#### What to work on:
Go through the records underneath and count the lines that include the string "image". Give nothing but the number.

#### Records provided:
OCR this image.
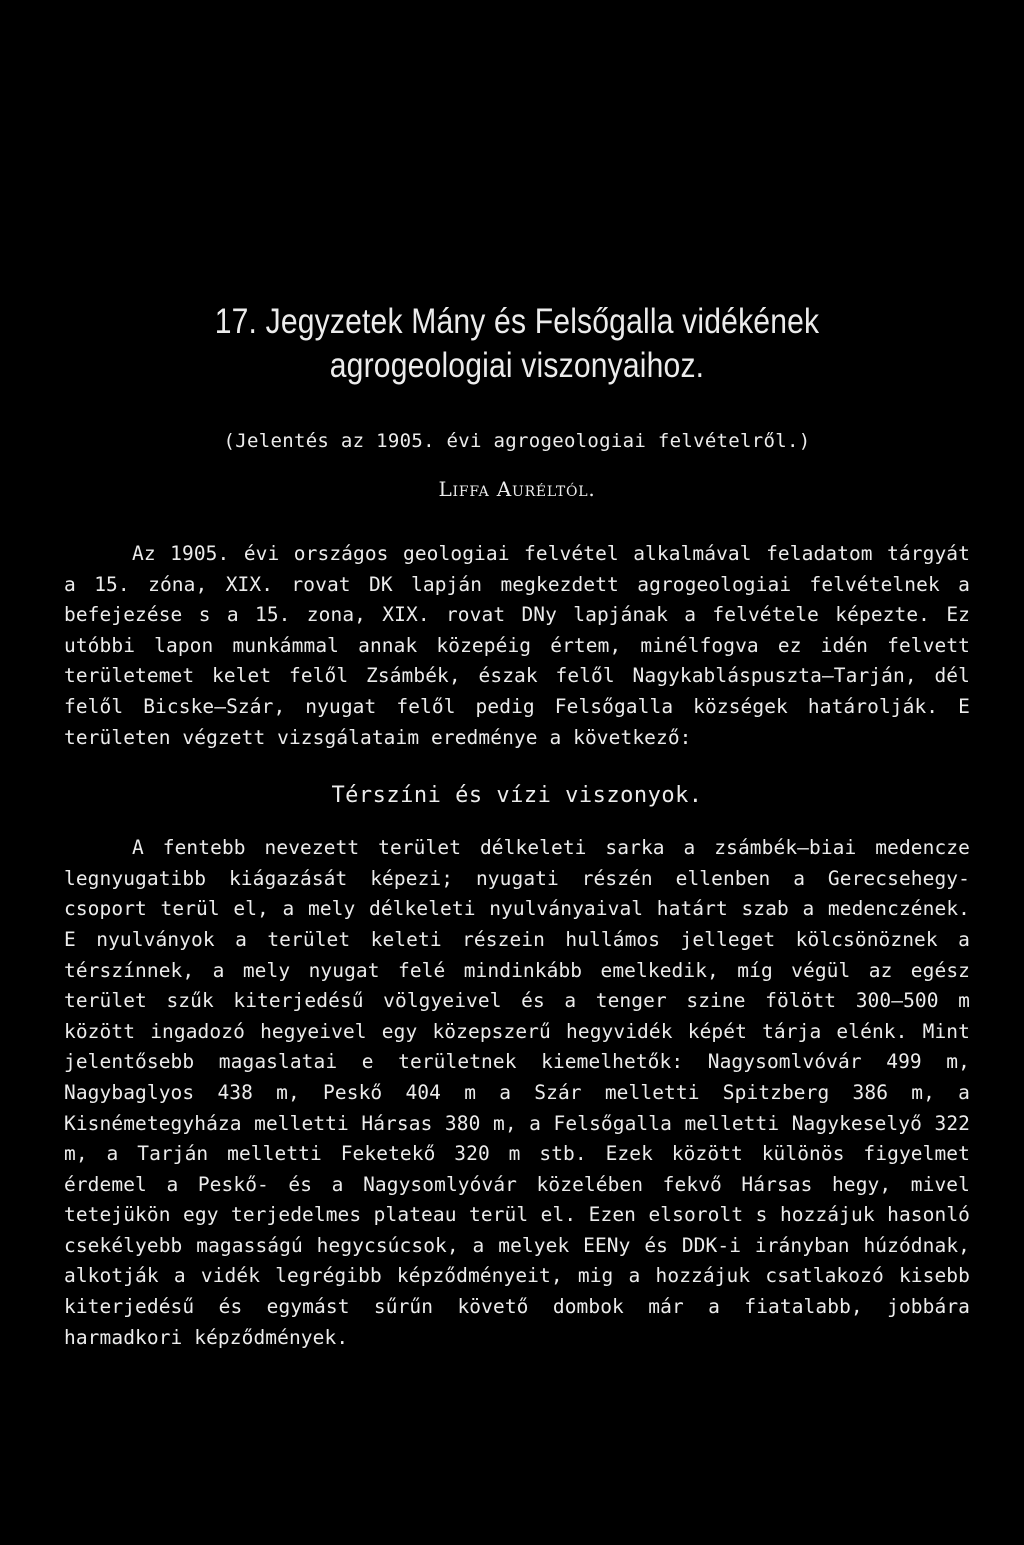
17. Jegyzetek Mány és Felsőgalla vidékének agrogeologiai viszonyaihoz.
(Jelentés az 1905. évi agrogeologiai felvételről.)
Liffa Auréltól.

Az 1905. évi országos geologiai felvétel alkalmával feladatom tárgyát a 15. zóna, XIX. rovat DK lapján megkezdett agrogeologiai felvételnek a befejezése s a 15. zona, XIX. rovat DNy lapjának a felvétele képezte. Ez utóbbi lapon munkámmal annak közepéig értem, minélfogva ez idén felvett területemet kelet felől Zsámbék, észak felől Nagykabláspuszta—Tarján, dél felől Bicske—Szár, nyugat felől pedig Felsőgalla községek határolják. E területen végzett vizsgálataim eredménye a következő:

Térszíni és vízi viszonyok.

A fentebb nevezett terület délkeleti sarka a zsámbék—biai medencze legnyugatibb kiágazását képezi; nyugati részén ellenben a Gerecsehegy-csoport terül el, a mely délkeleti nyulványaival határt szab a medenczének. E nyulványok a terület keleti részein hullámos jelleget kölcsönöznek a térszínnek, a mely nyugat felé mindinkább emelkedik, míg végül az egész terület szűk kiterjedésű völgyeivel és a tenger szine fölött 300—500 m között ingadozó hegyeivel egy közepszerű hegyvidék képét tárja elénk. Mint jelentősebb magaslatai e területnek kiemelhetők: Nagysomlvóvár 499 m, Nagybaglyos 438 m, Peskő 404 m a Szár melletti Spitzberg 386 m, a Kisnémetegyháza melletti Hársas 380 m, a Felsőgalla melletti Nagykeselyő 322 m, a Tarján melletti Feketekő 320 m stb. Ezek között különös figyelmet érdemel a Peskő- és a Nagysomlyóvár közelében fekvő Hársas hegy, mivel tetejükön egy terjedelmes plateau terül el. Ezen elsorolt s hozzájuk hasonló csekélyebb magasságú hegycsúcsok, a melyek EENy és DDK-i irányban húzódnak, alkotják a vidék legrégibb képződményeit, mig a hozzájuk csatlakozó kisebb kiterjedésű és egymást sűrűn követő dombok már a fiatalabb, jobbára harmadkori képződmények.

==

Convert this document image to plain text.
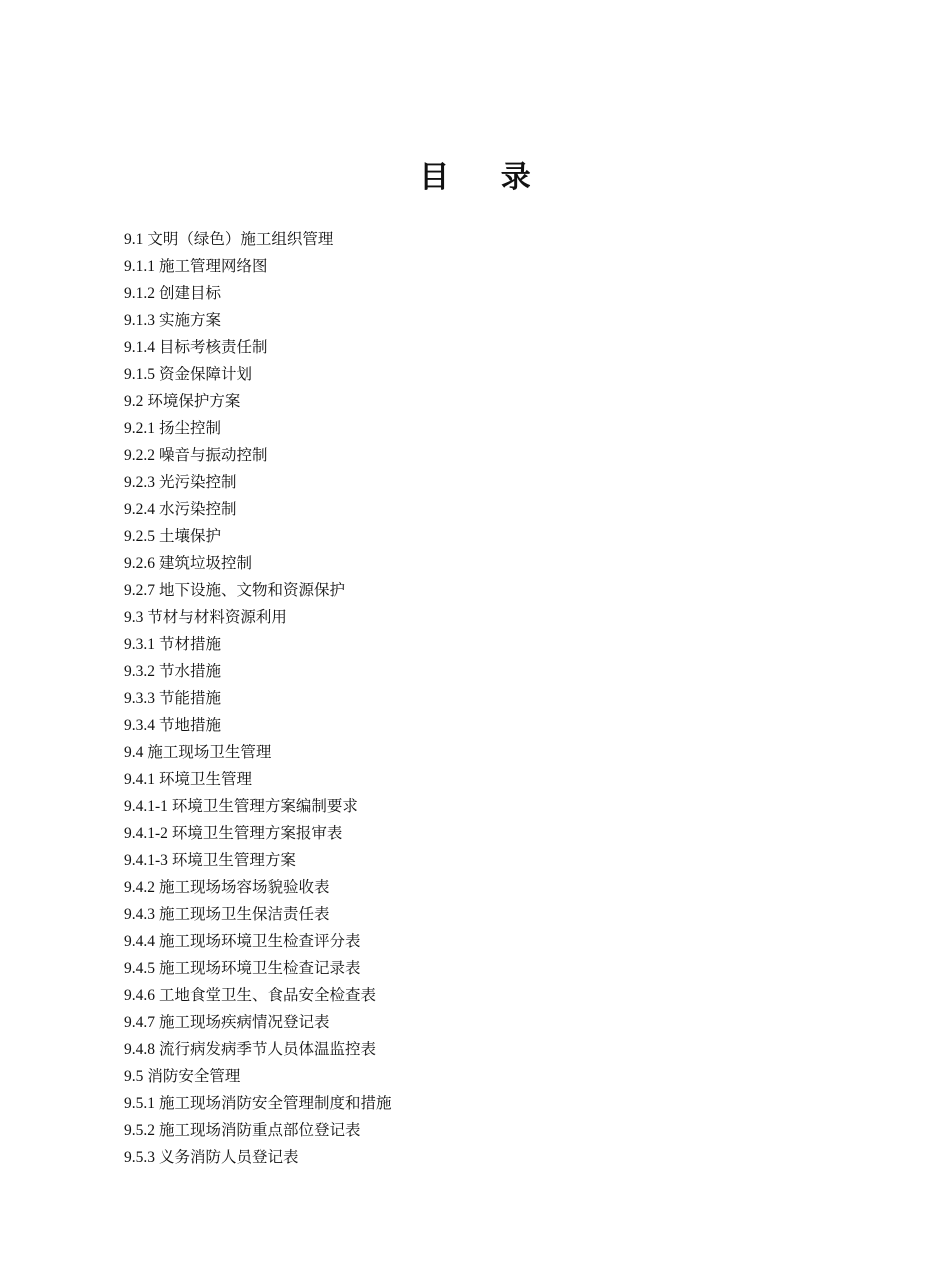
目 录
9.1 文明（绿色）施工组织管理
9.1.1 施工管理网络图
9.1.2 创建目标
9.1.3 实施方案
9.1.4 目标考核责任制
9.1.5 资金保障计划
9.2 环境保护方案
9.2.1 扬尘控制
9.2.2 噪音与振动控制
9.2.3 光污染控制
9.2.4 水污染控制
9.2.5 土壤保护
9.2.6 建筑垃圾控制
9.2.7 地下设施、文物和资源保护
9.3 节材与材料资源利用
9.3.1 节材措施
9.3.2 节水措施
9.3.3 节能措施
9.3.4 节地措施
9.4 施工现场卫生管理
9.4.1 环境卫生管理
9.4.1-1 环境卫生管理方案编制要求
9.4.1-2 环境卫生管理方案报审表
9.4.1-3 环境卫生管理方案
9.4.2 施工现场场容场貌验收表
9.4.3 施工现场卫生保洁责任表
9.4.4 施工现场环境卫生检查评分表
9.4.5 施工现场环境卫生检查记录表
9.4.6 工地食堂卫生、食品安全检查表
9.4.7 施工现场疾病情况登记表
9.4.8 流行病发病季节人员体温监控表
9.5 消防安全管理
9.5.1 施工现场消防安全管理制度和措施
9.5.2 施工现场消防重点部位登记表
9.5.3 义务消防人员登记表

#### Reply:
2